- Exercise task
In every item, change "player-name" to "trader-name" and reproduce the lines with nothing else altered. Leave the pictures out.
>>>>
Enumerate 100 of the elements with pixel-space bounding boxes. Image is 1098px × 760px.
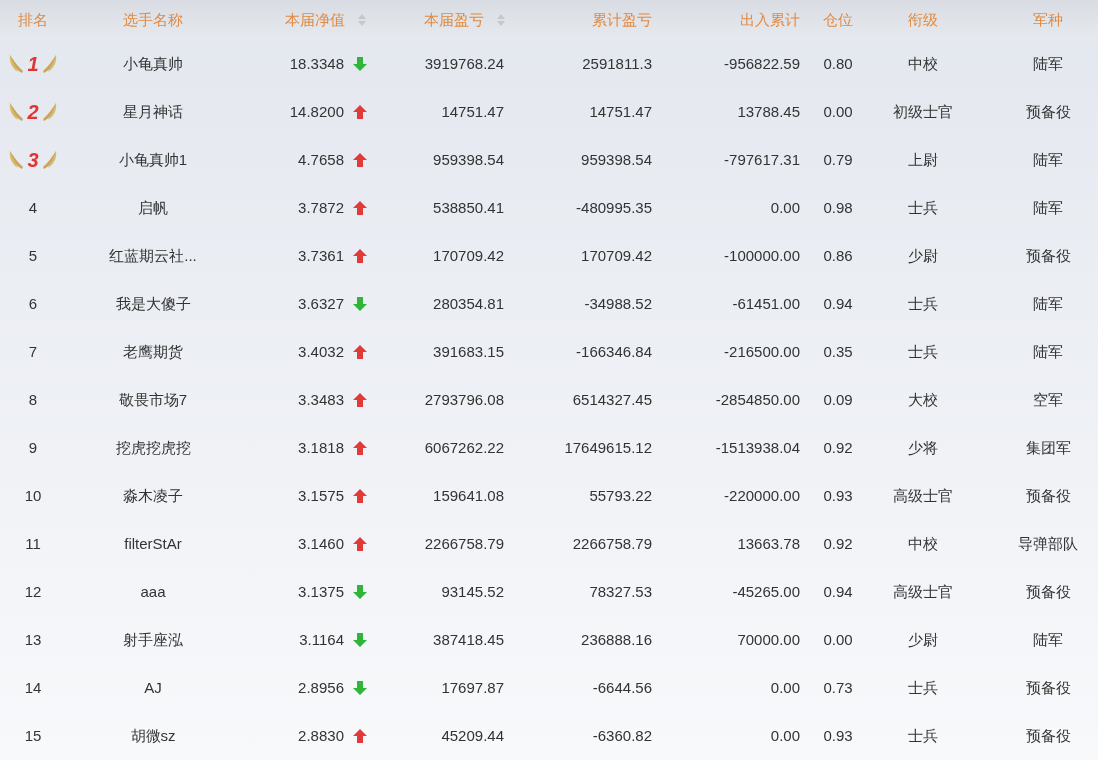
- column-header: 衔级: [908, 9, 938, 30]
- table-cell-text: 0.94: [823, 581, 853, 602]
- table-cell-text: 0.09: [823, 389, 853, 410]
- rank-number: 1: [27, 52, 39, 77]
- player-name: 射手座泓: [123, 629, 183, 650]
- table-cell-text: 士兵: [908, 725, 938, 746]
- rank-number: 14: [24, 677, 42, 698]
- table-cell-text: 高级士官: [893, 485, 953, 506]
- rank-number: 2: [27, 100, 39, 125]
- sort-icon[interactable]: [357, 13, 367, 27]
- table-cell-text: 少尉: [908, 245, 938, 266]
- column-header: 本届盈亏: [424, 9, 484, 30]
- table-cell-text: 159641.08: [433, 485, 504, 506]
- laurel-icon: [41, 54, 57, 74]
- table-cell-text: 预备役: [1025, 581, 1071, 602]
- table-cell-text: -797617.31: [724, 149, 800, 170]
- table-cell-text: 18.3348: [289, 53, 344, 74]
- sort-icon[interactable]: [496, 13, 506, 27]
- table-cell-text: -6644.56: [592, 677, 652, 698]
- table-cell-text: -956822.59: [724, 53, 800, 74]
- column-header: 本届净值: [285, 9, 345, 30]
- table-cell-text: 14751.47: [441, 101, 504, 122]
- table-cell-text: 0.79: [823, 149, 853, 170]
- table-cell-text: 6067262.22: [424, 437, 504, 458]
- rank-number: 13: [24, 629, 42, 650]
- table-cell-text: 170709.42: [581, 245, 652, 266]
- table-cell-text: 导弹部队: [1018, 533, 1078, 554]
- player-name: 我是大傻子: [115, 293, 191, 314]
- table-cell-text: 13788.45: [737, 101, 800, 122]
- rank-number: 9: [28, 437, 38, 458]
- table-cell-text: 0.93: [823, 725, 853, 746]
- table-cell-text: 士兵: [908, 197, 938, 218]
- table-cell-text: 2591811.3: [582, 53, 652, 74]
- player-name: 小龟真帅1: [118, 149, 188, 170]
- player-name: aaa: [140, 581, 166, 602]
- table-cell-text: -220000.00: [724, 485, 800, 506]
- table-cell-text: 55793.22: [589, 485, 652, 506]
- table-cell-text: 45209.44: [441, 725, 504, 746]
- table-cell-text: 预备役: [1025, 245, 1071, 266]
- rank-number: 3: [27, 148, 39, 173]
- table-cell-text: 陆军: [1033, 197, 1063, 218]
- table-cell-text: 2266758.79: [424, 533, 504, 554]
- table-cell-text: 预备役: [1025, 485, 1071, 506]
- table-cell-text: 0.00: [823, 629, 853, 650]
- rank-number: 12: [24, 581, 42, 602]
- table-cell-text: 0.73: [823, 677, 853, 698]
- table-cell-text: 3919768.24: [424, 53, 504, 74]
- table-cell-text: 78327.53: [589, 581, 652, 602]
- player-name: 胡微sz: [130, 725, 176, 746]
- table-cell-text: 0.00: [770, 725, 800, 746]
- table-cell-text: 2.8830: [298, 725, 344, 746]
- table-cell-text: 0.93: [823, 485, 853, 506]
- rank-number: 11: [25, 533, 41, 554]
- table-cell-text: -480995.35: [576, 197, 652, 218]
- column-header: 出入累计: [740, 9, 800, 30]
- table-cell-text: 70000.00: [737, 629, 800, 650]
- table-cell-text: -61451.00: [732, 293, 800, 314]
- table-cell-text: 3.6327: [298, 293, 344, 314]
- table-cell-text: 预备役: [1025, 101, 1071, 122]
- table-cell-text: 2266758.79: [572, 533, 652, 554]
- table-cell-text: 959398.54: [581, 149, 652, 170]
- table-cell-text: 0.00: [770, 677, 800, 698]
- table-cell-text: 初级士官: [893, 101, 953, 122]
- table-cell-text: -45265.00: [732, 581, 800, 602]
- table-cell-text: -6360.82: [592, 725, 652, 746]
- table-cell-text: 3.3483: [298, 389, 344, 410]
- table-cell-text: 14.8200: [289, 101, 344, 122]
- player-name: 淼木凌子: [123, 485, 183, 506]
- table-cell-text: 13663.78: [737, 533, 800, 554]
- table-cell-text: 高级士官: [893, 581, 953, 602]
- player-name: 挖虎挖虎挖: [115, 437, 191, 458]
- table-cell-text: 3.7872: [298, 197, 344, 218]
- table-cell-text: 上尉: [908, 149, 938, 170]
- table-cell-text: 3.1460: [298, 533, 344, 554]
- table-cell-text: 陆军: [1033, 149, 1063, 170]
- player-name: 小龟真帅: [123, 53, 183, 74]
- player-name: AJ: [144, 677, 162, 698]
- table-cell-text: 0.00: [823, 101, 853, 122]
- table-cell-text: 6514327.45: [572, 389, 652, 410]
- table-cell-text: 17697.87: [441, 677, 504, 698]
- table-cell-text: 391683.15: [433, 341, 504, 362]
- column-header: 军种: [1033, 9, 1063, 30]
- table-cell-text: -34988.52: [584, 293, 652, 314]
- column-header: 选手名称: [123, 9, 183, 30]
- table-cell-text: 0.98: [823, 197, 853, 218]
- table-cell-text: 中校: [908, 533, 938, 554]
- column-header: 仓位: [823, 9, 853, 30]
- table-cell-text: 空军: [1033, 389, 1063, 410]
- table-cell-text: 陆军: [1033, 293, 1063, 314]
- table-cell-text: 少将: [908, 437, 938, 458]
- table-cell-text: 387418.45: [433, 629, 504, 650]
- table-cell-text: -1513938.04: [715, 437, 800, 458]
- table-cell-text: 大校: [908, 389, 938, 410]
- table-cell-text: 0.86: [823, 245, 853, 266]
- table-cell-text: 2793796.08: [424, 389, 504, 410]
- laurel-icon: [9, 150, 25, 170]
- table-cell-text: 0.94: [823, 293, 853, 314]
- table-cell-text: 士兵: [908, 341, 938, 362]
- rank-number: 4: [28, 197, 38, 218]
- table-cell-text: -216500.00: [724, 341, 800, 362]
<<<<
- The response
Enumerate 100 of the elements with pixel-space bounding boxes. Image is 1098px × 760px.
- column-header: 衔级: [908, 9, 938, 30]
- table-cell-text: 0.94: [823, 581, 853, 602]
- table-cell-text: 0.09: [823, 389, 853, 410]
- rank-number: 1: [27, 52, 39, 77]
- trader-name: 射手座泓: [123, 629, 183, 650]
- table-cell-text: 士兵: [908, 725, 938, 746]
- rank-number: 14: [24, 677, 42, 698]
- table-cell-text: 高级士官: [893, 485, 953, 506]
- rank-number: 2: [27, 100, 39, 125]
- sort-icon[interactable]: [357, 13, 367, 27]
- table-cell-text: 少尉: [908, 245, 938, 266]
- column-header: 本届盈亏: [424, 9, 484, 30]
- table-cell-text: 159641.08: [433, 485, 504, 506]
- laurel-icon: [41, 54, 57, 74]
- table-cell-text: 预备役: [1025, 581, 1071, 602]
- table-cell-text: -797617.31: [724, 149, 800, 170]
- table-cell-text: 18.3348: [289, 53, 344, 74]
- sort-icon[interactable]: [496, 13, 506, 27]
- table-cell-text: -6644.56: [592, 677, 652, 698]
- table-cell-text: -956822.59: [724, 53, 800, 74]
- column-header: 本届净值: [285, 9, 345, 30]
- table-cell-text: 14751.47: [441, 101, 504, 122]
- table-cell-text: 0.79: [823, 149, 853, 170]
- table-cell-text: 6067262.22: [424, 437, 504, 458]
- rank-number: 13: [24, 629, 42, 650]
- table-cell-text: 170709.42: [581, 245, 652, 266]
- table-cell-text: 导弹部队: [1018, 533, 1078, 554]
- trader-name: 我是大傻子: [115, 293, 191, 314]
- table-cell-text: 13788.45: [737, 101, 800, 122]
- rank-number: 9: [28, 437, 38, 458]
- table-cell-text: 0.93: [823, 725, 853, 746]
- table-cell-text: 士兵: [908, 197, 938, 218]
- table-cell-text: 2591811.3: [582, 53, 652, 74]
- trader-name: 小龟真帅1: [118, 149, 188, 170]
- trader-name: aaa: [140, 581, 166, 602]
- table-cell-text: -220000.00: [724, 485, 800, 506]
- table-cell-text: 55793.22: [589, 485, 652, 506]
- table-cell-text: 45209.44: [441, 725, 504, 746]
- table-cell-text: 预备役: [1025, 245, 1071, 266]
- rank-number: 3: [27, 148, 39, 173]
- table-cell-text: 陆军: [1033, 197, 1063, 218]
- table-cell-text: 2266758.79: [424, 533, 504, 554]
- table-cell-text: 预备役: [1025, 485, 1071, 506]
- table-cell-text: 0.00: [823, 629, 853, 650]
- rank-number: 12: [24, 581, 42, 602]
- table-cell-text: 0.73: [823, 677, 853, 698]
- table-cell-text: 3919768.24: [424, 53, 504, 74]
- table-cell-text: 78327.53: [589, 581, 652, 602]
- trader-name: 胡微sz: [130, 725, 176, 746]
- table-cell-text: 0.00: [770, 725, 800, 746]
- table-cell-text: 2.8830: [298, 725, 344, 746]
- table-cell-text: 0.93: [823, 485, 853, 506]
- rank-number: 11: [25, 533, 41, 554]
- table-cell-text: -480995.35: [576, 197, 652, 218]
- column-header: 出入累计: [740, 9, 800, 30]
- table-cell-text: 70000.00: [737, 629, 800, 650]
- table-cell-text: -61451.00: [732, 293, 800, 314]
- table-cell-text: 3.6327: [298, 293, 344, 314]
- table-cell-text: 预备役: [1025, 101, 1071, 122]
- table-cell-text: 2266758.79: [572, 533, 652, 554]
- table-cell-text: 959398.54: [581, 149, 652, 170]
- table-cell-text: 0.00: [770, 677, 800, 698]
- table-cell-text: 初级士官: [893, 101, 953, 122]
- table-cell-text: -45265.00: [732, 581, 800, 602]
- table-cell-text: -6360.82: [592, 725, 652, 746]
- table-cell-text: 3.3483: [298, 389, 344, 410]
- table-cell-text: 14.8200: [289, 101, 344, 122]
- trader-name: 淼木凌子: [123, 485, 183, 506]
- table-cell-text: 13663.78: [737, 533, 800, 554]
- table-cell-text: 高级士官: [893, 581, 953, 602]
- trader-name: 挖虎挖虎挖: [115, 437, 191, 458]
- table-cell-text: 3.7872: [298, 197, 344, 218]
- table-cell-text: 上尉: [908, 149, 938, 170]
- table-cell-text: 3.1460: [298, 533, 344, 554]
- table-cell-text: 陆军: [1033, 149, 1063, 170]
- trader-name: 小龟真帅: [123, 53, 183, 74]
- trader-name: AJ: [144, 677, 162, 698]
- table-cell-text: 0.00: [823, 101, 853, 122]
- table-cell-text: 6514327.45: [572, 389, 652, 410]
- table-cell-text: 17697.87: [441, 677, 504, 698]
- table-cell-text: 391683.15: [433, 341, 504, 362]
- column-header: 军种: [1033, 9, 1063, 30]
- table-cell-text: -34988.52: [584, 293, 652, 314]
- column-header: 选手名称: [123, 9, 183, 30]
- table-cell-text: 0.98: [823, 197, 853, 218]
- table-cell-text: 中校: [908, 533, 938, 554]
- column-header: 仓位: [823, 9, 853, 30]
- table-cell-text: 空军: [1033, 389, 1063, 410]
- table-cell-text: 陆军: [1033, 293, 1063, 314]
- table-cell-text: 少将: [908, 437, 938, 458]
- table-cell-text: 387418.45: [433, 629, 504, 650]
- table-cell-text: -1513938.04: [715, 437, 800, 458]
- table-cell-text: 大校: [908, 389, 938, 410]
- table-cell-text: 0.86: [823, 245, 853, 266]
- table-cell-text: 2793796.08: [424, 389, 504, 410]
- laurel-icon: [9, 150, 25, 170]
- table-cell-text: 0.94: [823, 293, 853, 314]
- table-cell-text: 士兵: [908, 341, 938, 362]
- rank-number: 4: [28, 197, 38, 218]
- table-cell-text: -216500.00: [724, 341, 800, 362]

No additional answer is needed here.